:: Texte extrait

Je veux donc dans ce discours travailler à relever ce fondement, et à corriger ces deux désordres, dont le premier est notre infidélité , et le second, notre insensibilité. Je prétends que Jésus-Christ ressuscité doit parfaitement établir et dans nos esprits la foi de sa divinité, et dans nos cœurs l'amour de sa sainte humanité. Je m'explique. Qu'est-ce que Jésus-Christ? Un composé de deux natures, l'une divine, l'autre humaine. La divinité demande surtout notre foi, et l'humanité notre amour. Car, dit saint Jean, c'est la foi de la divinité de Jésus-Christ qui nous sanctifie, et c'est l'humanité de Jésus-Christ qui nous a sauvés. Or,

 

1 Luc, XXIV, 21.

 

pour avoir cette foi divine et ce saint amour, nous n'avons qu'à nous attacher au mystère de la résurrection. Dans ce mystère nous apprenons à connaître Jésus-Christ et à l'aimer; à le connaître comme Dieu, et à l'aimer comme Dieu-Homme et Sauveur. Résurrection de Jésus-Christ, motif puissant pour croire sa divinité : c'est la première partie ; résurrection de Jésus-Christ, engagement indispensable à aimer sa sainte humanité : c'est la seconde ; et voilà tout le sujet de votre attention.

::::
:: Entrées fournies

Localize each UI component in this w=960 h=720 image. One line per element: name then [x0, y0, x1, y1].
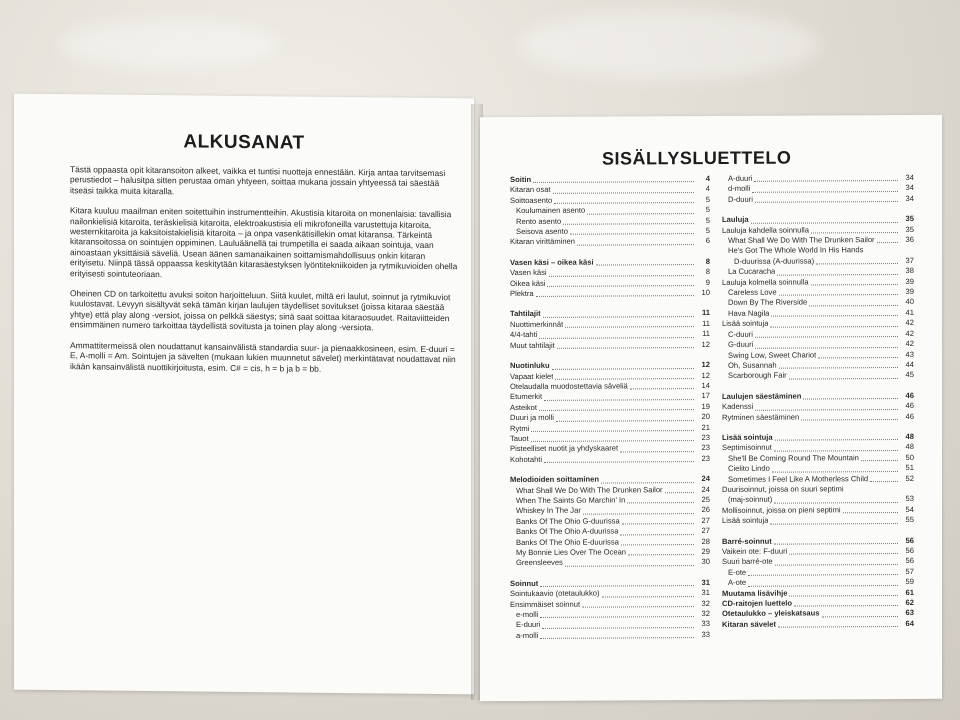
toc-entry-title: Kitaran sävelet — [722, 619, 777, 629]
toc-entry-page: 54 — [905, 504, 914, 514]
toc-entry-page: 12 — [701, 370, 710, 380]
toc-entry-page: 48 — [905, 431, 914, 441]
dot-leader — [602, 596, 695, 597]
toc-entry-page: 45 — [905, 370, 914, 380]
toc-entry-page: 33 — [701, 629, 710, 639]
dot-leader — [577, 244, 694, 246]
dot-leader — [775, 564, 898, 566]
toc-entry-page: 50 — [905, 452, 914, 462]
dot-leader — [539, 337, 694, 339]
toc-entry-title: d-molli — [728, 184, 751, 194]
toc-entry-title: C-duuri — [728, 329, 753, 339]
toc-entry-page: 56 — [905, 535, 914, 545]
toc-entry-title: Lauluja kahdella soinnulla — [722, 225, 809, 235]
toc-entry-title: A-duuri — [728, 173, 753, 183]
dot-leader — [552, 368, 694, 370]
toc-entry-title: Suuri barré-ote — [722, 557, 773, 567]
toc-entry-page: 38 — [905, 266, 914, 276]
dot-leader — [774, 502, 898, 504]
toc-entry-page: 8 — [705, 267, 710, 277]
dot-leader — [803, 398, 898, 399]
toc-entry-page: 48 — [905, 442, 914, 452]
toc-entry-title: Sointukaavio (otetaulukko) — [510, 588, 600, 599]
toc-entry-title: Kitaran virittäminen — [510, 237, 575, 247]
toc-entry-title: E-duuri — [516, 620, 541, 630]
dot-leader — [565, 565, 694, 567]
dot-leader — [772, 471, 898, 473]
toc-entry-page: 64 — [905, 618, 914, 628]
toc-entry — [510, 630, 710, 641]
toc-entry-title: Vasen käsi – oikea käsi — [510, 257, 594, 267]
dot-leader — [557, 347, 694, 349]
toc-entry-title: Banks Of The Ohio G-duurissa — [516, 516, 620, 526]
toc-entry-page: 52 — [905, 473, 914, 483]
toc-column-left — [510, 174, 710, 641]
dot-leader — [620, 451, 694, 452]
toc-entry-page: 59 — [905, 577, 914, 587]
dot-leader — [801, 419, 898, 421]
dot-leader — [627, 502, 694, 503]
paragraph: Tästä oppaasta opit kitaransoiton alkeet, vaikka et tuntisi nuotteja ennestään. Kirja antaa tarvitsemasi perustiedot – halusitpa sitten perustaa oman yhtyeen, soittaa mukana jossain yhtyeessä tai säestää itseäsi taikka muita kitaralla. — [70, 164, 446, 197]
toc-entry-title: Lisää sointuja — [722, 432, 773, 442]
toc-entry-title: Banks Of The Ohio A-duurissa — [516, 526, 619, 537]
toc-entry-page: 23 — [701, 453, 710, 463]
toc-entry-title: Soinnut — [510, 578, 539, 588]
toc-entry-title: Mollisoinnut, joissa on pieni septimi — [722, 505, 841, 515]
dot-leader — [777, 274, 898, 276]
dot-leader — [779, 294, 898, 296]
toc-entry-title: Vapaat kielet — [510, 371, 554, 381]
toc-entry-title: Otetaulukko – yleiskatsaus — [722, 608, 820, 619]
toc-entry-page: 35 — [905, 224, 914, 234]
dot-leader — [775, 439, 898, 441]
dot-leader — [555, 378, 694, 380]
toc-entry-title: Rytminen säestäminen — [722, 412, 800, 422]
dot-leader — [748, 585, 898, 587]
toc-entry-title: Oikea käsi — [510, 278, 546, 288]
toc-entry-title: What Shall We Do With The Drunken Sailor — [516, 484, 663, 495]
toc-entry-page: 5 — [705, 194, 710, 204]
dot-leader — [755, 409, 898, 411]
dot-leader — [622, 523, 694, 524]
dot-leader — [778, 626, 898, 628]
toc-entry-page: 42 — [905, 318, 914, 328]
toc-entry-page: 33 — [701, 619, 710, 629]
toc-entry-title: CD-raitojen luettelo — [722, 598, 793, 608]
dot-leader — [770, 326, 898, 328]
dot-leader — [543, 316, 694, 318]
toc-entry-page: 42 — [905, 328, 914, 338]
dot-leader — [794, 605, 898, 607]
dot-leader — [755, 336, 898, 338]
toc-entry-page: 32 — [701, 598, 710, 608]
toc-entry-page: 12 — [701, 339, 710, 349]
toc-entry-title: Banks Of The Ohio E-duurissa — [516, 537, 619, 547]
toc-entry-title: Cielito Lindo — [728, 463, 770, 474]
toc-entry-title: La Cucaracha — [728, 266, 776, 277]
toc-entry-page: 5 — [705, 215, 710, 225]
dot-leader — [540, 637, 694, 639]
dot-leader — [861, 460, 898, 461]
dot-leader — [544, 461, 694, 463]
dot-leader — [540, 617, 694, 619]
dot-leader — [570, 234, 694, 236]
toc-entry-page: 34 — [905, 193, 914, 203]
dot-leader — [870, 481, 898, 482]
dot-leader — [596, 264, 694, 266]
toc-entry-title: (maj-soinnut) — [728, 495, 773, 505]
toc-entry-title: E-ote — [728, 567, 747, 577]
dot-leader — [751, 222, 898, 224]
dot-leader — [556, 420, 694, 422]
toc-entry-page: 20 — [701, 412, 710, 422]
toc-entry-page: 11 — [702, 318, 710, 328]
toc-entry-page: 29 — [701, 547, 710, 557]
toc-entry-title: a-molli — [516, 630, 539, 640]
toc-entry-page: 61 — [905, 587, 914, 597]
toc-entry-page: 10 — [701, 288, 710, 298]
toc-entry-title: What Shall We Do With The Drunken Sailor — [728, 235, 875, 245]
toc-entry-page: 56 — [905, 545, 914, 555]
toc-entry-title: G-duuri — [728, 339, 754, 350]
toc-entry-title: Seisova asento — [516, 226, 568, 237]
dot-leader — [554, 202, 694, 204]
dot-leader — [771, 315, 898, 317]
toc-entry-page: 25 — [701, 494, 710, 505]
toc-entry-page: 23 — [701, 432, 710, 442]
dot-leader — [811, 284, 898, 285]
toc-entry-page: 55 — [905, 515, 914, 525]
dot-leader — [582, 606, 694, 608]
dot-leader — [531, 440, 694, 442]
toc-entry-page: 63 — [905, 608, 914, 618]
toc-entry-title: Sometimes I Feel Like A Motherless Child — [728, 473, 869, 484]
dot-leader — [789, 378, 898, 380]
toc-entry-title: Muut tahtilajit — [510, 340, 555, 350]
toc-entry-title: Oh, Susannah — [728, 360, 777, 370]
toc-entry-title: When The Saints Go Marchin' In — [516, 495, 626, 505]
toc-entry-page: 26 — [701, 505, 710, 515]
toc-entry-title: Swing Low, Sweet Chariot — [728, 349, 817, 360]
toc-entry-title: Down By The Riverside — [728, 297, 808, 308]
toc-entry-title: Tauot — [510, 433, 529, 443]
toc-entry-title: Otelaudalla muodostettavia säveliä — [510, 381, 628, 391]
toc-entry-title: She'll Be Coming Round The Mountain — [728, 452, 859, 463]
toc-column-right — [722, 173, 914, 630]
toc-entry-title: Duurisoinnut, joissa on suuri septimi — [722, 484, 844, 494]
dot-leader — [549, 275, 694, 277]
toc-entry-page: 36 — [905, 234, 914, 245]
toc-entry-page: 23 — [701, 443, 710, 453]
toc-entry-page: 41 — [905, 307, 914, 317]
toc-entry-title: Etumerkit — [510, 392, 543, 402]
dot-leader — [877, 242, 898, 243]
toc-entry-page: 27 — [701, 526, 710, 536]
paragraph: Ammattitermeissä olen noudattanut kansainvälistä standardia suur- ja pienaakkosineen, esim. E-duuri = E, A-molli = Am. Sointujen ja sävelten (mukaan lukien muunnetut sävelet) merkintätavat noudattavat niin ikään kansainvälistä nuottikirjoitusta, esim. C# = cis, h = b ja b = bb. — [70, 339, 456, 374]
toc-entry-page: 39 — [905, 286, 914, 297]
toc-entry-title: Lisää sointuja — [722, 515, 769, 526]
dot-leader — [587, 213, 694, 215]
toc-entry-title: Lauluja — [722, 215, 749, 225]
dot-leader — [620, 534, 694, 535]
dot-leader — [789, 553, 898, 555]
toc-entry-title: Laulujen säestäminen — [722, 391, 802, 401]
dot-leader — [601, 482, 694, 483]
paragraph: Oheinen CD on tarkoitettu avuksi soiton harjoitteluun. Siitä kuulet, miltä eri laulut, soinnut ja rytmikuviot kuulostavat. Levyyn sisältyvät sekä tämän kirjan laulujen täydelliset sovitukset (joissa kitaraa säestää yhtye) että play along -versiot, joissa on pelkkä säestys; sinä saat soittaa kitaraosuudet. Raitaviitteiden ensimmäinen numero tarkoittaa täydellistä sovitusta ja toinen play along -versiota. — [70, 288, 451, 333]
toc-entry-title: Ensimmäiset soinnut — [510, 599, 581, 609]
toc-entry-title: Kohotahti — [510, 454, 543, 464]
dot-leader — [628, 554, 694, 555]
toc-entry-page: 46 — [905, 411, 914, 421]
page-title: ALKUSANAT — [183, 131, 305, 154]
toc-entry-title: Kadenssi — [722, 401, 754, 412]
toc-entry-title: Nuottimerkinnät — [510, 319, 564, 329]
toc-entry-page: 39 — [905, 276, 914, 286]
toc-entry-page: 9 — [705, 277, 710, 287]
fabric-fold — [520, 10, 820, 80]
dot-leader — [583, 513, 694, 515]
toc-entry-title: Greensleeves — [516, 558, 563, 568]
toc-entry-page: 28 — [701, 536, 710, 546]
toc-entry-title: Nuotinluku — [510, 360, 550, 371]
toc-entry-title: Kitaran osat — [510, 185, 551, 195]
toc-entry-page: 57 — [905, 566, 914, 576]
dot-leader — [544, 399, 694, 401]
toc-entry-title: 4/4-tahti — [510, 330, 538, 340]
toc-entry-page: 46 — [905, 390, 914, 400]
toc-entry-title: Lauluja kolmella soinnulla — [722, 277, 809, 287]
dot-leader — [565, 326, 694, 328]
toc-entry-title: Soittoasento — [510, 195, 553, 205]
toc-entry-title: Duuri ja molli — [510, 412, 554, 423]
toc-entry-page: 30 — [701, 557, 710, 567]
toc-entry-title: Vaikein ote: F-duuri — [722, 546, 788, 556]
toc-entry-page: 31 — [701, 577, 710, 587]
dot-leader — [770, 523, 898, 525]
toc-entry-page: 11 — [702, 329, 710, 339]
dot-leader — [752, 191, 898, 193]
dot-leader — [536, 296, 694, 298]
dot-leader — [748, 574, 898, 576]
foreword-text — [70, 164, 462, 385]
toc-entry-title: A-ote — [728, 578, 747, 588]
dot-leader — [630, 388, 694, 389]
dot-leader — [816, 263, 898, 264]
toc-entry-page: 19 — [701, 401, 710, 411]
toc-entry-title: e-molli — [516, 609, 539, 620]
dot-leader — [621, 544, 694, 545]
toc-entry-title: My Bonnie Lies Over The Ocean — [516, 547, 627, 558]
right-page — [480, 115, 942, 701]
toc-entry-page: 51 — [905, 463, 914, 473]
toc-entry-page: 14 — [701, 380, 710, 390]
toc-entry-page: 35 — [905, 214, 914, 224]
dot-leader — [540, 585, 694, 587]
toc-entry-page: 17 — [701, 391, 710, 401]
toc-entry-page: 53 — [905, 494, 914, 504]
toc-entry-title: Soitin — [510, 174, 532, 185]
page-title: SISÄLLYSLUETTELO — [602, 147, 792, 169]
dot-leader — [542, 627, 694, 629]
dot-leader — [754, 180, 898, 182]
toc-entry-title: Careless Love — [728, 287, 777, 297]
toc-entry-page: 32 — [701, 609, 710, 619]
toc-entry-page: 11 — [701, 308, 710, 318]
toc-entry-title: Koulumainen asento — [516, 205, 586, 216]
dot-leader — [553, 192, 694, 194]
dot-leader — [789, 595, 898, 597]
toc-entry-page: 40 — [905, 297, 914, 307]
dot-leader — [539, 409, 694, 411]
toc-entry-page: 8 — [705, 256, 710, 266]
toc-entry-page: 27 — [701, 515, 710, 525]
toc-entry-page: 46 — [905, 401, 914, 411]
dot-leader — [818, 357, 898, 358]
toc-entry-title: Whiskey In The Jar — [516, 506, 581, 516]
toc-entry-page: 4 — [705, 174, 710, 184]
dot-leader — [822, 616, 899, 617]
dot-leader — [755, 201, 898, 203]
toc-entry-page: 37 — [905, 255, 914, 265]
toc-entry-page: 5 — [705, 205, 710, 215]
dot-leader — [547, 285, 694, 287]
open-book — [14, 94, 944, 704]
dot-leader — [843, 512, 898, 513]
toc-entry-title: Plektra — [510, 288, 534, 299]
toc-entry-title: Asteikot — [510, 402, 538, 412]
toc-entry-title: Lisää sointuja — [722, 318, 769, 329]
toc-entry-page: 5 — [705, 226, 710, 236]
dot-leader — [811, 232, 898, 233]
toc-entry-title: Rytmi — [510, 423, 530, 433]
dot-leader — [563, 223, 694, 225]
dot-leader — [779, 367, 898, 369]
toc-entry-page: 44 — [905, 359, 914, 369]
toc-entry-page: 34 — [905, 183, 914, 193]
fabric-fold — [60, 20, 280, 70]
toc-entry-page: 34 — [905, 172, 914, 182]
toc-entry-title: Tahtilajit — [510, 309, 541, 319]
toc-entry-title: Vasen käsi — [510, 268, 547, 278]
toc-entry-title: Scarborough Fair — [728, 370, 787, 381]
toc-entry-title: Hava Nagila — [728, 308, 770, 318]
toc-entry-title: Muutama lisävihje — [722, 588, 788, 598]
toc-entry-title: Pisteelliset nuotit ja yhdyskaaret — [510, 443, 619, 454]
dot-leader — [665, 492, 694, 493]
toc-entry-page: 12 — [701, 360, 710, 370]
dot-leader — [755, 347, 898, 349]
toc-entry-page: 56 — [905, 556, 914, 566]
toc-entry-title: He's Got The Whole World In His Hands — [728, 245, 864, 256]
toc-entry-page: 31 — [701, 588, 710, 598]
toc-entry-page: 4 — [705, 184, 710, 194]
toc-entry — [722, 619, 914, 630]
toc-entry-title: Melodioiden soittaminen — [510, 474, 600, 485]
toc-entry-title: Septimisoinnut — [722, 443, 772, 453]
toc-entry-title: D-duurissa (A-duurissa) — [734, 256, 815, 266]
dot-leader — [531, 430, 694, 432]
dot-leader — [533, 181, 694, 183]
dot-leader — [774, 450, 898, 452]
dot-leader — [809, 305, 898, 306]
toc-entry-page: 24 — [701, 474, 710, 484]
toc-entry-page: 43 — [905, 349, 914, 359]
paragraph: Kitara kuuluu maailman eniten soitettuihin instrumentteihin. Akustisia kitaroita on monenlaisia: tavallisia nailonkielisiä kitaroita, teräskielisiä kitaroita, elektroakustisia eli mikrofoneilla varustettuja kitaroita, westernkitaroita ja kaksitoistakielisiä kitaroita – ja onpa vasenkätisillekin omat kitaransa. Tärkeintä kitaransoitossa on sointujen oppiminen. Lauluäänellä tai trumpetilla ei saada aikaan sointuja, vaan ainoastaan yksittäisiä säveliä. Usean äänen samanaikainen soittamismahdollisuus onkin kitaran erityisetu. Niinpä tässä oppaassa keskitytään kitarasäestyksen lyöntitekniikoiden ja rytmikuvioiden ohella erityisesti sointuteoriaan. — [70, 205, 458, 279]
toc-entry-page: 24 — [701, 484, 710, 494]
toc-entry-page: 42 — [905, 339, 914, 349]
toc-entry-page: 21 — [701, 422, 710, 432]
toc-entry-title: D-duuri — [728, 194, 753, 204]
left-page — [14, 94, 474, 695]
toc-entry-page: 62 — [905, 597, 914, 608]
toc-entry-title: Barré-soinnut — [722, 536, 772, 546]
dot-leader — [774, 543, 898, 545]
toc-entry-page: 6 — [705, 236, 710, 246]
toc-entry-title: Rento asento — [516, 216, 562, 226]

::::

** Vos tâches **
1. Citez l'extrait sur la résurrection depuis « Je veux donc » jusqu'à « Luc, XXIV, 21. » inclus.
2. Répondez à ces questions d'après l'extrait sur la résurrection :
(a) Quels sont les deux désordres que l'orateur veut corriger ?
(b) Que demande surtout la divinité de Jésus-Christ, et que demande son humanité ?
(c) Quel est le sujet annoncé pour la seconde partie ?

** Solutions ci-dessous **
1.
Je veux donc dans ce discours travailler à relever ce fondement, et à corriger ces deux désordres, dont le premier est notre infidélité , et le second, notre insensibilité. Je prétends que Jésus-Christ ressuscité doit parfaitement établir et dans nos esprits la foi de sa divinité, et dans nos cœurs l'amour de sa sainte humanité. Je m'explique. Qu'est-ce que Jésus-Christ? Un composé de deux natures, l'une divine, l'autre humaine. La divinité demande surtout notre foi, et l'humanité notre amour. Car, dit saint Jean, c'est la foi de la divinité de Jésus-Christ qui nous sanctifie, et c'est l'humanité de Jésus-Christ qui nous a sauvés. Or,

 

1 Luc, XXIV, 21.

2.
(a) Notre infidélité et notre insensibilité.
(b) La divinité demande surtout notre foi, et l'humanité notre amour.
(c) La résurrection de Jésus-Christ, engagement indispensable à aimer sa sainte humanité.